### What is needed
Make an exact copy of the entries below.

---------- Materials provided ----------

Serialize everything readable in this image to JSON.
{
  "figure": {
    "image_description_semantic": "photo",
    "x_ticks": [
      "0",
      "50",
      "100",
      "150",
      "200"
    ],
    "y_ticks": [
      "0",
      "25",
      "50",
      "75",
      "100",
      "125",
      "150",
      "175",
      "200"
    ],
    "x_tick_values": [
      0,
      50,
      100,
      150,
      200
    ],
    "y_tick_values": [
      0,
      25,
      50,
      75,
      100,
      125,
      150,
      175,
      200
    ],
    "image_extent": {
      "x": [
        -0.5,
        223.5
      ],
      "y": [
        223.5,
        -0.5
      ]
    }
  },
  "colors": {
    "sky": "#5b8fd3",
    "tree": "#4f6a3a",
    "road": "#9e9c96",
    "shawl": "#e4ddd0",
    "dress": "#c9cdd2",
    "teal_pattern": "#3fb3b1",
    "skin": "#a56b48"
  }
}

----------

### Answer to this task
Serialize everything readable in this image to JSON.
{
  "figure": {
    "image_description_semantic": "photo",
    "x_ticks": [
      "0",
      "50",
      "100",
      "150",
      "200"
    ],
    "y_ticks": [
      "0",
      "25",
      "50",
      "75",
      "100",
      "125",
      "150",
      "175",
      "200"
    ],
    "x_tick_values": [
      0,
      50,
      100,
      150,
      200
    ],
    "y_tick_values": [
      0,
      25,
      50,
      75,
      100,
      125,
      150,
      175,
      200
    ],
    "image_extent": {
      "x": [
        -0.5,
        223.5
      ],
      "y": [
        223.5,
        -0.5
      ]
    }
  },
  "colors": {
    "sky": "#5b8fd3",
    "tree": "#4f6a3a",
    "road": "#9e9c96",
    "shawl": "#e4ddd0",
    "dress": "#c9cdd2",
    "teal_pattern": "#3fb3b1",
    "skin": "#a56b48"
  }
}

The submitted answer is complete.